__TRECHO SELECIONADO__
::::
28/01/2011 | Notícia | Revista Mineira do Aço - Dezembro 2010
Sustentabilidade é a palavra que tem tido grande peso no que diz respeito à sobrevivência humana. Muito se tem dito e feito pela preservação de nascentes e rios e o setor produtivo não tem fugido à regra. São inúmeras as iniciativas de preservação e reaproveitamento, e os empreendimentos atuais já nascem com preocupação ambienta!. Um dos setores que mais consome água no país é o da construção civil. Nos canteiros de obra, a água é consumida pelos operários, para uso próprio, na obtenção e cura do concreto, testes de impermeabilização e instalações hidráulicas, bem como na limpeza realizada nas unidades para entrega. A construção metálica tem a solução para esse passivo ambiental, gerado pela indústria da construção civil, através de um projeto que não consome água.
::::
__ITENS FORNECIDOS__

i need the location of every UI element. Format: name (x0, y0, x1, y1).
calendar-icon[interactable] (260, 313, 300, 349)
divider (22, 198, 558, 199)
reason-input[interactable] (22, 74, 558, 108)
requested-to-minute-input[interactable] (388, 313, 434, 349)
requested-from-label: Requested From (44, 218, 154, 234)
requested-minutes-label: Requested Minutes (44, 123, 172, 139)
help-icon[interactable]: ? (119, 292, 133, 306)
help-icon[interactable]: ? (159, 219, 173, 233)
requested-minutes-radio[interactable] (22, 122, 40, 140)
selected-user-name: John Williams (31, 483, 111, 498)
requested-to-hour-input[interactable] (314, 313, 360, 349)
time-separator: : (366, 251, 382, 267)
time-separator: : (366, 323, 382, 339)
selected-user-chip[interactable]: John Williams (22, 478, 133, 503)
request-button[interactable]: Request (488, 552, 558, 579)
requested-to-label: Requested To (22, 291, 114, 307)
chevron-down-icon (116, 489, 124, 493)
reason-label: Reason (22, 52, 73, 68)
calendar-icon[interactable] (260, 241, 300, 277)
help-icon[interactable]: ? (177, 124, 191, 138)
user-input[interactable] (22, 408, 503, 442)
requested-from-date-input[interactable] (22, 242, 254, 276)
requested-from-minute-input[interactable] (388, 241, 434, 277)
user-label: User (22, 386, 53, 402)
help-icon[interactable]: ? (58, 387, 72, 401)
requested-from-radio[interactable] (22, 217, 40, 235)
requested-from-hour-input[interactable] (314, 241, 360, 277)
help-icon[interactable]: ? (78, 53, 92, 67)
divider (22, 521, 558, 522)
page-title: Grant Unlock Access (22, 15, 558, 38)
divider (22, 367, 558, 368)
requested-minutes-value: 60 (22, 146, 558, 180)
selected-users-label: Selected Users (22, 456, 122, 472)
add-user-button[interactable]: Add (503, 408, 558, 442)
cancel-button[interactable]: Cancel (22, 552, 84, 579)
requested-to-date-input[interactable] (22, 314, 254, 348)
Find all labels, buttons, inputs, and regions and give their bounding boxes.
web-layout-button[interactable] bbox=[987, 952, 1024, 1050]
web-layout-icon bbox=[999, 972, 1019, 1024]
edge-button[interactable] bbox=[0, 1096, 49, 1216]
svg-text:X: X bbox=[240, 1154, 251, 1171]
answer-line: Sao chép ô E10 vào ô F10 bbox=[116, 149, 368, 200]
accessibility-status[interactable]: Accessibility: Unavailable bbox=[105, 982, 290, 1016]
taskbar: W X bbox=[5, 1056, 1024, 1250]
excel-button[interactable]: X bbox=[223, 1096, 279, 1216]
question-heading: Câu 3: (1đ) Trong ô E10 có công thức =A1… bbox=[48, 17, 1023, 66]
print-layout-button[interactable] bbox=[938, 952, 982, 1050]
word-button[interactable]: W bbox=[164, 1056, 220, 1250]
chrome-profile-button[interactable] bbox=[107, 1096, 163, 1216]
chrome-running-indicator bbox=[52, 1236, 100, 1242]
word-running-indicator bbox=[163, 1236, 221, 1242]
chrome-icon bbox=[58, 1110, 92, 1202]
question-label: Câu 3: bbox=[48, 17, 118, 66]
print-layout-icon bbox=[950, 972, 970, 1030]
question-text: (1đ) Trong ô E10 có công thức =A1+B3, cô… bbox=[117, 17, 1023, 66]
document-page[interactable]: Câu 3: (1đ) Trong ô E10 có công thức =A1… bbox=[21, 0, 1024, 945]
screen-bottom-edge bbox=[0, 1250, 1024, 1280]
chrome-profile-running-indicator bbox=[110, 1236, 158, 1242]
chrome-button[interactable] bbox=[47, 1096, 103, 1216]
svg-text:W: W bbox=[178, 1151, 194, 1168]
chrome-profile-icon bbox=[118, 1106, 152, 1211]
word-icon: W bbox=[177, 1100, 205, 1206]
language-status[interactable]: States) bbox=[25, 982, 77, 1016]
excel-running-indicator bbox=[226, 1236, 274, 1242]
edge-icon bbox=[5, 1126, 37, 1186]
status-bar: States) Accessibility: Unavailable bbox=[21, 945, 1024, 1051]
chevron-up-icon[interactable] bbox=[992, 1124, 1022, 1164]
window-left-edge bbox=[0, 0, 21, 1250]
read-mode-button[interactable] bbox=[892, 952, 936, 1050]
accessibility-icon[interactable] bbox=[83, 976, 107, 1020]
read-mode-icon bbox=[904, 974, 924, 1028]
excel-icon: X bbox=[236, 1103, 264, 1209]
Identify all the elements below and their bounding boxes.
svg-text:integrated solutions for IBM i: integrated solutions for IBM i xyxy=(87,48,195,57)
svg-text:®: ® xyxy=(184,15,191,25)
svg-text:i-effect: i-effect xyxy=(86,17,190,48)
::::
__EXPLORE O MATERIAL__
1) Passe para o inglês esta frase do trecho sobre o consumo de água na construção civil: "Um dos setores que mais consome água no país é o da construção civil."
2) Prossiga com o trecho sobre o consumo de água na construção civil a partir da última frase apresentada.
Os itens provêm de uma fonte diferente da do trecho.

__RESULTADOS DAS TAREFAS__
1) One of the sectors that consumes the most water in the country is civil construction.

2)
Trata-se do steel framing, um sistema industrializado que utiliza como base a estrutura de perfis leves de aço zincado conformado a frio. Eles são unidos principalmente por parafusos autobrocantes e pinos especiais. De acordo com a Gerente Executiva do Centro Brasileiro da Construção em Aço (CBCA) Cátia Mac Cord, neste sistema, os elementos estruturais estão interligados entre si, desde o nível do piso até a estrutura do telhado. "Eles ficam perfeitamente alinhados, formando um conjunto monolítico leve e resistente. Tanto os revestimentos internos, quanto externos chegam prontos à obra. Por isso, .que ele é denominado de sistema 'seco"', explica.
Mac Cord informa que nesse sistema há uma melhor organização do canteiro de obras. "Devido à ausência de grandes depósitos de areia, brita, cimento, madeiras e ferragens, há economia e o canteiro oferece melhores condições de trabalho", afirma. Ela ainda alega que vale lembrar que não gerar resíduos é mais importante do que a reciclabilidade ou não dos mesmos. "O processamento desses materiais requer transporte de entrada, saída, gera um transporte de entrada evitável e demanda energia de transformação", completa.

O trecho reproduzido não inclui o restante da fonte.